* Task prompt:
Can the data below be set down again exactly, line for line?

[Begin Record list]

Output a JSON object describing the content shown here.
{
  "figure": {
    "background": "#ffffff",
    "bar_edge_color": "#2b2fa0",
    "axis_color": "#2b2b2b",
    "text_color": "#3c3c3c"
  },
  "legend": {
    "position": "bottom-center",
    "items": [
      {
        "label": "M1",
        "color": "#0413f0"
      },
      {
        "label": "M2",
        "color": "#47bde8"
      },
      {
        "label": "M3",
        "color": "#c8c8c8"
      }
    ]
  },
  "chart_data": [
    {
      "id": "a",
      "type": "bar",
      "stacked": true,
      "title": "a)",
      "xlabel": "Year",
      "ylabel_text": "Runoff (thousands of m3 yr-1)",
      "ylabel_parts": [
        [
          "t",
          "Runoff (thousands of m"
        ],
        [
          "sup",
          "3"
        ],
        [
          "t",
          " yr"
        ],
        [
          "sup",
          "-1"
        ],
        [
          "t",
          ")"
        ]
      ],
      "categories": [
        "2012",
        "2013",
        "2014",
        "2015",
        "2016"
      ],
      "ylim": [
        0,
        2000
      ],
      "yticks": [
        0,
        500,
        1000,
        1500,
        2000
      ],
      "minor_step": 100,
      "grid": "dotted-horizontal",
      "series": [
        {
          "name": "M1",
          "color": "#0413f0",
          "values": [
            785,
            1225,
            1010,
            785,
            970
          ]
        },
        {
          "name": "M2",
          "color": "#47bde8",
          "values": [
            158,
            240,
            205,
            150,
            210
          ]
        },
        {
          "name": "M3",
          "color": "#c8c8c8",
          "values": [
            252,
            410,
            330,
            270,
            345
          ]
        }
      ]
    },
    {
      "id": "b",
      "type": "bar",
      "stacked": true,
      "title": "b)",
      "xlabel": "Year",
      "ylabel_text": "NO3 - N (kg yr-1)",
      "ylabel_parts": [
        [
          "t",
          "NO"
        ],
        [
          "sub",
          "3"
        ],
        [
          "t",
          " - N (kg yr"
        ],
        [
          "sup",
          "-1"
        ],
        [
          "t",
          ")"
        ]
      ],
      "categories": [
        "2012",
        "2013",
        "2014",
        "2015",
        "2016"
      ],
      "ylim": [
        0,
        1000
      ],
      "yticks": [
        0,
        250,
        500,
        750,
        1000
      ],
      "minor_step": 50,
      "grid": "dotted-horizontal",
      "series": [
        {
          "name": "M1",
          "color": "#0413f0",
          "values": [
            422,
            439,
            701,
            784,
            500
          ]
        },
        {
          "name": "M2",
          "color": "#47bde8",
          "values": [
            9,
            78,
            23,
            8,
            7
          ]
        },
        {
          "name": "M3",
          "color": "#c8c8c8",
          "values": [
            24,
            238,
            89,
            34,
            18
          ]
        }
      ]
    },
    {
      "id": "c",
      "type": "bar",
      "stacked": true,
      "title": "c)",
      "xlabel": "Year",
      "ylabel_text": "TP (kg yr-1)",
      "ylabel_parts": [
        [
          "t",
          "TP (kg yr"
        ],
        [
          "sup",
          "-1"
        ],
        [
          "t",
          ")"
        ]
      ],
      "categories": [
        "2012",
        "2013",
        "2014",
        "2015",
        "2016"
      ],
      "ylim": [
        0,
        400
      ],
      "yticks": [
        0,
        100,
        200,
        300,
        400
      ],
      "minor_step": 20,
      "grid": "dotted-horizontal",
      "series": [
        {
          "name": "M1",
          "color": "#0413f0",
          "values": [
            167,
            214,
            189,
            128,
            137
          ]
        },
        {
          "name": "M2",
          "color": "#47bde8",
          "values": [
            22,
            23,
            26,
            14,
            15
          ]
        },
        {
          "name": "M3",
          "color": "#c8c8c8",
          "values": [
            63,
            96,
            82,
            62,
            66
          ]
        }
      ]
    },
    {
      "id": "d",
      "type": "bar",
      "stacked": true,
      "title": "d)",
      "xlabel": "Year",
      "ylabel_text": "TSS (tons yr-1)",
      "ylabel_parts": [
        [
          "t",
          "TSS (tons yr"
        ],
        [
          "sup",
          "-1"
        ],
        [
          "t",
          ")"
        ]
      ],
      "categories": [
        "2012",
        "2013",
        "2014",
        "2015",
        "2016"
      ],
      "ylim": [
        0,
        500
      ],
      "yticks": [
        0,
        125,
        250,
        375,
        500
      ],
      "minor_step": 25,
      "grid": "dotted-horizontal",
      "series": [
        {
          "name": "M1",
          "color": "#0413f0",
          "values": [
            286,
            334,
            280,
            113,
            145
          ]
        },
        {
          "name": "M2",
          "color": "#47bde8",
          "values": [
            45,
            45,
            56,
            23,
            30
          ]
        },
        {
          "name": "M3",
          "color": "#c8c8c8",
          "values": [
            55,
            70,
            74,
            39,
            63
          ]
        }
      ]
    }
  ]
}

[End Record list]

* Result for this task:
Output a JSON object describing the content shown here.
{
  "figure": {
    "background": "#ffffff",
    "bar_edge_color": "#2b2fa0",
    "axis_color": "#2b2b2b",
    "text_color": "#3c3c3c"
  },
  "legend": {
    "position": "bottom-center",
    "items": [
      {
        "label": "M1",
        "color": "#0413f0"
      },
      {
        "label": "M2",
        "color": "#47bde8"
      },
      {
        "label": "M3",
        "color": "#c8c8c8"
      }
    ]
  },
  "chart_data": [
    {
      "id": "a",
      "type": "bar",
      "stacked": true,
      "title": "a)",
      "xlabel": "Year",
      "ylabel_text": "Runoff (thousands of m3 yr-1)",
      "ylabel_parts": [
        [
          "t",
          "Runoff (thousands of m"
        ],
        [
          "sup",
          "3"
        ],
        [
          "t",
          " yr"
        ],
        [
          "sup",
          "-1"
        ],
        [
          "t",
          ")"
        ]
      ],
      "categories": [
        "2012",
        "2013",
        "2014",
        "2015",
        "2016"
      ],
      "ylim": [
        0,
        2000
      ],
      "yticks": [
        0,
        500,
        1000,
        1500,
        2000
      ],
      "minor_step": 100,
      "grid": "dotted-horizontal",
      "series": [
        {
          "name": "M1",
          "color": "#0413f0",
          "values": [
            785,
            1225,
            1010,
            785,
            970
          ]
        },
        {
          "name": "M2",
          "color": "#47bde8",
          "values": [
            158,
            240,
            205,
            150,
            210
          ]
        },
        {
          "name": "M3",
          "color": "#c8c8c8",
          "values": [
            252,
            410,
            330,
            270,
            345
          ]
        }
      ]
    },
    {
      "id": "b",
      "type": "bar",
      "stacked": true,
      "title": "b)",
      "xlabel": "Year",
      "ylabel_text": "NO3 - N (kg yr-1)",
      "ylabel_parts": [
        [
          "t",
          "NO"
        ],
        [
          "sub",
          "3"
        ],
        [
          "t",
          " - N (kg yr"
        ],
        [
          "sup",
          "-1"
        ],
        [
          "t",
          ")"
        ]
      ],
      "categories": [
        "2012",
        "2013",
        "2014",
        "2015",
        "2016"
      ],
      "ylim": [
        0,
        1000
      ],
      "yticks": [
        0,
        250,
        500,
        750,
        1000
      ],
      "minor_step": 50,
      "grid": "dotted-horizontal",
      "series": [
        {
          "name": "M1",
          "color": "#0413f0",
          "values": [
            422,
            439,
            701,
            784,
            500
          ]
        },
        {
          "name": "M2",
          "color": "#47bde8",
          "values": [
            9,
            78,
            23,
            8,
            7
          ]
        },
        {
          "name": "M3",
          "color": "#c8c8c8",
          "values": [
            24,
            238,
            89,
            34,
            18
          ]
        }
      ]
    },
    {
      "id": "c",
      "type": "bar",
      "stacked": true,
      "title": "c)",
      "xlabel": "Year",
      "ylabel_text": "TP (kg yr-1)",
      "ylabel_parts": [
        [
          "t",
          "TP (kg yr"
        ],
        [
          "sup",
          "-1"
        ],
        [
          "t",
          ")"
        ]
      ],
      "categories": [
        "2012",
        "2013",
        "2014",
        "2015",
        "2016"
      ],
      "ylim": [
        0,
        400
      ],
      "yticks": [
        0,
        100,
        200,
        300,
        400
      ],
      "minor_step": 20,
      "grid": "dotted-horizontal",
      "series": [
        {
          "name": "M1",
          "color": "#0413f0",
          "values": [
            167,
            214,
            189,
            128,
            137
          ]
        },
        {
          "name": "M2",
          "color": "#47bde8",
          "values": [
            22,
            23,
            26,
            14,
            15
          ]
        },
        {
          "name": "M3",
          "color": "#c8c8c8",
          "values": [
            63,
            96,
            82,
            62,
            66
          ]
        }
      ]
    },
    {
      "id": "d",
      "type": "bar",
      "stacked": true,
      "title": "d)",
      "xlabel": "Year",
      "ylabel_text": "TSS (tons yr-1)",
      "ylabel_parts": [
        [
          "t",
          "TSS (tons yr"
        ],
        [
          "sup",
          "-1"
        ],
        [
          "t",
          ")"
        ]
      ],
      "categories": [
        "2012",
        "2013",
        "2014",
        "2015",
        "2016"
      ],
      "ylim": [
        0,
        500
      ],
      "yticks": [
        0,
        125,
        250,
        375,
        500
      ],
      "minor_step": 25,
      "grid": "dotted-horizontal",
      "series": [
        {
          "name": "M1",
          "color": "#0413f0",
          "values": [
            286,
            334,
            280,
            113,
            145
          ]
        },
        {
          "name": "M2",
          "color": "#47bde8",
          "values": [
            45,
            45,
            56,
            23,
            30
          ]
        },
        {
          "name": "M3",
          "color": "#c8c8c8",
          "values": [
            55,
            70,
            74,
            39,
            63
          ]
        }
      ]
    }
  ]
}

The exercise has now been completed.